▸ Exercise details:
The records below are to be repeated in full, exactly as they are.

▸ Records for this exercise:
+ + + + +
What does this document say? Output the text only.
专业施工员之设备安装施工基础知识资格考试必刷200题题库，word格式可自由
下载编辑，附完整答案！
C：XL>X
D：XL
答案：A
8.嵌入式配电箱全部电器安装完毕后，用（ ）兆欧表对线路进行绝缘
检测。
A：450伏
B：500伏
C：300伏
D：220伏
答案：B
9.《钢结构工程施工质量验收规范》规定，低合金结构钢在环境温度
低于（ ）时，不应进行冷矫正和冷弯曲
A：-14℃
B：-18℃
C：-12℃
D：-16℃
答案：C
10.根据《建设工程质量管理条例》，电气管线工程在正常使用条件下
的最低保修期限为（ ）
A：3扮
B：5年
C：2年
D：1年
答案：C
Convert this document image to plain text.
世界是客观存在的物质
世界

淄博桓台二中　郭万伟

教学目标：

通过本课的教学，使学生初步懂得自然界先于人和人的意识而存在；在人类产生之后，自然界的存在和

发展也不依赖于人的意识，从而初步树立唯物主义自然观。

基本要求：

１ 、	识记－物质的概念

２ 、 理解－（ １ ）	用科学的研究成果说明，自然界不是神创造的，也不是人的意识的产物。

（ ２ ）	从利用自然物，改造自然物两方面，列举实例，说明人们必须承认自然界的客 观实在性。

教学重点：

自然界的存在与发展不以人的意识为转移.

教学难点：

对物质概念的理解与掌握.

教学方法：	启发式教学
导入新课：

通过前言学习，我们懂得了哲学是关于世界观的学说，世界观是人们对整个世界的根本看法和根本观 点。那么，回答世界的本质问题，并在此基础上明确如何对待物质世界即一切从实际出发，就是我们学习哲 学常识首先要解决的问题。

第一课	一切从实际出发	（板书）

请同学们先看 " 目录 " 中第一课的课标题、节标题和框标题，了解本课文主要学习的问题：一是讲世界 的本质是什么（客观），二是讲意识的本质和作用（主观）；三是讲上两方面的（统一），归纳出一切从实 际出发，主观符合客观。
+ + + + +
▸ Exercise response:
What does this document say? Output the text only.
专业施工员之设备安装施工基础知识资格考试必刷200题题库，word格式可自由
下载编辑，附完整答案！
C：XL>X
D：XL
答案：A
8.嵌入式配电箱全部电器安装完毕后，用（ ）兆欧表对线路进行绝缘
检测。
A：450伏
B：500伏
C：300伏
D：220伏
答案：B
9.《钢结构工程施工质量验收规范》规定，低合金结构钢在环境温度
低于（ ）时，不应进行冷矫正和冷弯曲
A：-14℃
B：-18℃
C：-12℃
D：-16℃
答案：C
10.根据《建设工程质量管理条例》，电气管线工程在正常使用条件下
的最低保修期限为（ ）
A：3扮
B：5年
C：2年
D：1年
答案：C
Convert this document image to plain text.
世界是客观存在的物质
世界

淄博桓台二中　郭万伟

教学目标：

通过本课的教学，使学生初步懂得自然界先于人和人的意识而存在；在人类产生之后，自然界的存在和

发展也不依赖于人的意识，从而初步树立唯物主义自然观。

基本要求：

１ 、	识记－物质的概念

２ 、 理解－（ １ ）	用科学的研究成果说明，自然界不是神创造的，也不是人的意识的产物。

（ ２ ）	从利用自然物，改造自然物两方面，列举实例，说明人们必须承认自然界的客 观实在性。

教学重点：

自然界的存在与发展不以人的意识为转移.

教学难点：

对物质概念的理解与掌握.

教学方法：	启发式教学
导入新课：

通过前言学习，我们懂得了哲学是关于世界观的学说，世界观是人们对整个世界的根本看法和根本观 点。那么，回答世界的本质问题，并在此基础上明确如何对待物质世界即一切从实际出发，就是我们学习哲 学常识首先要解决的问题。

第一课	一切从实际出发	（板书）

请同学们先看 " 目录 " 中第一课的课标题、节标题和框标题，了解本课文主要学习的问题：一是讲世界 的本质是什么（客观），二是讲意识的本质和作用（主观）；三是讲上两方面的（统一），归纳出一切从实 际出发，主观符合客观。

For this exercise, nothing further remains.